* START *

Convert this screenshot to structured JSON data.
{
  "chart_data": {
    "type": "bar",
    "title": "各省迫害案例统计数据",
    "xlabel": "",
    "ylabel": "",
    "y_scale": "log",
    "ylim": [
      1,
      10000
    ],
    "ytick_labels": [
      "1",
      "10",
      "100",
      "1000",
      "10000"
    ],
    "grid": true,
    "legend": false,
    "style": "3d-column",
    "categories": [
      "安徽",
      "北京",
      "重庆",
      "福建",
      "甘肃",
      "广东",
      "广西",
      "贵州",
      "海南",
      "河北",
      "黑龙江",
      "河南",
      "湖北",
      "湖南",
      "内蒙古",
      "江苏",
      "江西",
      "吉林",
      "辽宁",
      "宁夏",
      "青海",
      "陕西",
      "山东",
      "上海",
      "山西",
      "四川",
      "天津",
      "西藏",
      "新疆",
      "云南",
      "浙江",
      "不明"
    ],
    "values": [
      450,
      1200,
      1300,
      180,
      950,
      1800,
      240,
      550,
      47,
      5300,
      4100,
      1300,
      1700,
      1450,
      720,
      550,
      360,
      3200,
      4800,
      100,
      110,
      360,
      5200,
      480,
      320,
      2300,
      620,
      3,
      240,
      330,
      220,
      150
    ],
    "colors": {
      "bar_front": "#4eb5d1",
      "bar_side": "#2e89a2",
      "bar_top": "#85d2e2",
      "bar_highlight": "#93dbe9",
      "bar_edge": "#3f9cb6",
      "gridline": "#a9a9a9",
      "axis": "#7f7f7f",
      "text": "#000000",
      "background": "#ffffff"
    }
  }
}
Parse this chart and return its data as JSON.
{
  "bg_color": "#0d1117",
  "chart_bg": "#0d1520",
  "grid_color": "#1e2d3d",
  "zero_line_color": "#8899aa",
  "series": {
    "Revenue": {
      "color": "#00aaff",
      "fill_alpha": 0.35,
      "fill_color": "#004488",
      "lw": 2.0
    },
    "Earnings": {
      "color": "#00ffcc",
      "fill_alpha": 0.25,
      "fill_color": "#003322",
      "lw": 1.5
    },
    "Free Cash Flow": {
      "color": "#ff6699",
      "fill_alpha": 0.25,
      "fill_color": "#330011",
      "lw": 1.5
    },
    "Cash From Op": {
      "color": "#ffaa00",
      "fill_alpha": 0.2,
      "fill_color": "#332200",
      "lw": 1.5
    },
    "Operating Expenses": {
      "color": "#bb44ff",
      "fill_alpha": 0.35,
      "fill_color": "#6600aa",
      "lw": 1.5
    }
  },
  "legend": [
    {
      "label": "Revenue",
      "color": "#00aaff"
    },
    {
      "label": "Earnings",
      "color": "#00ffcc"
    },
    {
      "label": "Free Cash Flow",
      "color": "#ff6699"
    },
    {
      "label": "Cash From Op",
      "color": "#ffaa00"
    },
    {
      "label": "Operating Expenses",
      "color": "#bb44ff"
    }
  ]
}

* END *

_Task directions:_ All lines in the data that contain the word "Operating" should be copied.

_Problem solution:_
    "Operating Expenses": {
      "label": "Operating Expenses",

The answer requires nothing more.